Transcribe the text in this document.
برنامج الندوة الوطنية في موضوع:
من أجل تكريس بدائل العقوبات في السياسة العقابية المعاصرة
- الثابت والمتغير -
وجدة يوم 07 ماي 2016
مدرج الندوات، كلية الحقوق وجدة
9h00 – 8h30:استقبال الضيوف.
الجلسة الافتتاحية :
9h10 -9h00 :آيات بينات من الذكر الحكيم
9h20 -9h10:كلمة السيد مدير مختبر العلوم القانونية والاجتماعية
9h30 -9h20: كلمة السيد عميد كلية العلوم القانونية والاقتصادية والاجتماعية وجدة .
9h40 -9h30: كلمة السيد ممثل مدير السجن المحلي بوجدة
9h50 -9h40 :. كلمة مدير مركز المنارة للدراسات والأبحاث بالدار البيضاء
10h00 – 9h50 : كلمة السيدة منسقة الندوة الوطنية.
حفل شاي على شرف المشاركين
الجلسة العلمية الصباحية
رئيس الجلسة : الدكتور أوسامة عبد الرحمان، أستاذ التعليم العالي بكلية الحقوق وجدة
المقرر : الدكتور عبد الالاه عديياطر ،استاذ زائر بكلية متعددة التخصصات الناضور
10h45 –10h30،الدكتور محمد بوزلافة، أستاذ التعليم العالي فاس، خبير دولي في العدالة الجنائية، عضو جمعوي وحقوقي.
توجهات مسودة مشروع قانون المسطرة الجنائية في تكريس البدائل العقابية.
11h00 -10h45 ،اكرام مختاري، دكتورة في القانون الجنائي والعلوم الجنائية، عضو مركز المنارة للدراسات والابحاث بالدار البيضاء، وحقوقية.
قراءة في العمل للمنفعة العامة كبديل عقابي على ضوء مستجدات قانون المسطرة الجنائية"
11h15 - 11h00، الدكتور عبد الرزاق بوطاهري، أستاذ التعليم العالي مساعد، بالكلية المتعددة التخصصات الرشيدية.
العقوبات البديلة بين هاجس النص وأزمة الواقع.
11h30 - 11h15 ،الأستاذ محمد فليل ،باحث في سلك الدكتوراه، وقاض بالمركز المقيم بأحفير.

◆ Prompt
Write down every line of the data exactly as it appears above.

◆ The output
Transcribe the text in this document.
برنامج الندوة الوطنية في موضوع:
من أجل تكريس بدائل العقوبات في السياسة العقابية المعاصرة
- الثابت والمتغير -
وجدة يوم 07 ماي 2016
مدرج الندوات، كلية الحقوق وجدة
9h00 – 8h30:استقبال الضيوف.
الجلسة الافتتاحية :
9h10 -9h00 :آيات بينات من الذكر الحكيم
9h20 -9h10:كلمة السيد مدير مختبر العلوم القانونية والاجتماعية
9h30 -9h20: كلمة السيد عميد كلية العلوم القانونية والاقتصادية والاجتماعية وجدة .
9h40 -9h30: كلمة السيد ممثل مدير السجن المحلي بوجدة
9h50 -9h40 :. كلمة مدير مركز المنارة للدراسات والأبحاث بالدار البيضاء
10h00 – 9h50 : كلمة السيدة منسقة الندوة الوطنية.
حفل شاي على شرف المشاركين
الجلسة العلمية الصباحية
رئيس الجلسة : الدكتور أوسامة عبد الرحمان، أستاذ التعليم العالي بكلية الحقوق وجدة
المقرر : الدكتور عبد الالاه عديياطر ،استاذ زائر بكلية متعددة التخصصات الناضور
10h45 –10h30،الدكتور محمد بوزلافة، أستاذ التعليم العالي فاس، خبير دولي في العدالة الجنائية، عضو جمعوي وحقوقي.
توجهات مسودة مشروع قانون المسطرة الجنائية في تكريس البدائل العقابية.
11h00 -10h45 ،اكرام مختاري، دكتورة في القانون الجنائي والعلوم الجنائية، عضو مركز المنارة للدراسات والابحاث بالدار البيضاء، وحقوقية.
قراءة في العمل للمنفعة العامة كبديل عقابي على ضوء مستجدات قانون المسطرة الجنائية"
11h15 - 11h00، الدكتور عبد الرزاق بوطاهري، أستاذ التعليم العالي مساعد، بالكلية المتعددة التخصصات الرشيدية.
العقوبات البديلة بين هاجس النص وأزمة الواقع.
11h30 - 11h15 ،الأستاذ محمد فليل ،باحث في سلك الدكتوراه، وقاض بالمركز المقيم بأحفير.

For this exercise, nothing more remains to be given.